▸ **Given problem**
Set down, word for word, the lines of the records from the start through the line that contains "staticText: WINE TOURS".

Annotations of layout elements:
################
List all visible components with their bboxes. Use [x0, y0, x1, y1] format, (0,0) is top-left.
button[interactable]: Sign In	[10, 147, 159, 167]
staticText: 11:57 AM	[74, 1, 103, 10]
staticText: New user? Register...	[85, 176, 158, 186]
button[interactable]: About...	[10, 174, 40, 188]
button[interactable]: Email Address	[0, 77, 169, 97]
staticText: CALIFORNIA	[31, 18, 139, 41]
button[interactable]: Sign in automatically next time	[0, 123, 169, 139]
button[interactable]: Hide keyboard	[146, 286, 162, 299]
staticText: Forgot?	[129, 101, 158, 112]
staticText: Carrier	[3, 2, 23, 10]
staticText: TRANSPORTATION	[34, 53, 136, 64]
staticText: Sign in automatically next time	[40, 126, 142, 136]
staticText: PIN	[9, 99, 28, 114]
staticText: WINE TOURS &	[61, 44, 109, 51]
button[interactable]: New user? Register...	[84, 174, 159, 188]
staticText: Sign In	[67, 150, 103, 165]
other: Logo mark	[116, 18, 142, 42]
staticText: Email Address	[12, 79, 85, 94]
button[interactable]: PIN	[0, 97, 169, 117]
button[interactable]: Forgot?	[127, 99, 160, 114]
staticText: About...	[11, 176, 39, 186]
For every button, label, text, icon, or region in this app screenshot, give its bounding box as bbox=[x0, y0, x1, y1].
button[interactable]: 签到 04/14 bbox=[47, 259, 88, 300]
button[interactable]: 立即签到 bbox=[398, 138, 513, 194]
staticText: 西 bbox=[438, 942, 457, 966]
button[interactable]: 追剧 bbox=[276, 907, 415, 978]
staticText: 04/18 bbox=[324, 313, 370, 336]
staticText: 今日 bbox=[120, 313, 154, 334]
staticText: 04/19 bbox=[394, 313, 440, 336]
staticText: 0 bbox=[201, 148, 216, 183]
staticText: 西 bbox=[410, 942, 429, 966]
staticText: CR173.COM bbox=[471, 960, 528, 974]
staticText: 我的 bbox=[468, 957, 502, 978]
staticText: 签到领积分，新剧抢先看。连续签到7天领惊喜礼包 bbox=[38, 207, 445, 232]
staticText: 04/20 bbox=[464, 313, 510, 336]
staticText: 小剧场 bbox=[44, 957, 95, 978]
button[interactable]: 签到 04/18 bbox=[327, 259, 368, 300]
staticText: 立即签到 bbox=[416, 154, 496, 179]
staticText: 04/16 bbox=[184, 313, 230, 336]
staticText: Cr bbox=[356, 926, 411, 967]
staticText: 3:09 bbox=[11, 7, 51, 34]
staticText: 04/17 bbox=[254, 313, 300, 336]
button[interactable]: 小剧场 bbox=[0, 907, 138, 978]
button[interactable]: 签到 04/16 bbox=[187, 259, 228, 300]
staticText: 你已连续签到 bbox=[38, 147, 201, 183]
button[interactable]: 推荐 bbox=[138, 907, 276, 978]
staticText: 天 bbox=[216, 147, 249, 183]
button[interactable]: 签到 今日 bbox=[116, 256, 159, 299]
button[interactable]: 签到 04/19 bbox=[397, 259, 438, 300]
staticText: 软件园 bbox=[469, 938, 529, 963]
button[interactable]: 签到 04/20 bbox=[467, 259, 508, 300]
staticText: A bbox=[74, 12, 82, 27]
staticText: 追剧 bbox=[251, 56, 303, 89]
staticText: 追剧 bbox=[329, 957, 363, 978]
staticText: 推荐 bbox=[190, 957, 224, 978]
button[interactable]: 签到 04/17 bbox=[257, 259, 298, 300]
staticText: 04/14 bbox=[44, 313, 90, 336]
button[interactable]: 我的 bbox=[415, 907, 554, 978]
################
▸ **Solution to the exercise**
List all visible components with their bboxes. Use [x0, y0, x1, y1] format, (0,0) is top-left.
button[interactable]: Sign In	[10, 147, 159, 167]
staticText: 11:57 AM	[74, 1, 103, 10]
staticText: New user? Register...	[85, 176, 158, 186]
button[interactable]: About...	[10, 174, 40, 188]
button[interactable]: Email Address	[0, 77, 169, 97]
staticText: CALIFORNIA	[31, 18, 139, 41]
button[interactable]: Sign in automatically next time	[0, 123, 169, 139]
button[interactable]: Hide keyboard	[146, 286, 162, 299]
staticText: Forgot?	[129, 101, 158, 112]
staticText: Carrier	[3, 2, 23, 10]
staticText: TRANSPORTATION	[34, 53, 136, 64]
staticText: Sign in automatically next time	[40, 126, 142, 136]
staticText: PIN	[9, 99, 28, 114]
staticText: WINE TOURS &	[61, 44, 109, 51]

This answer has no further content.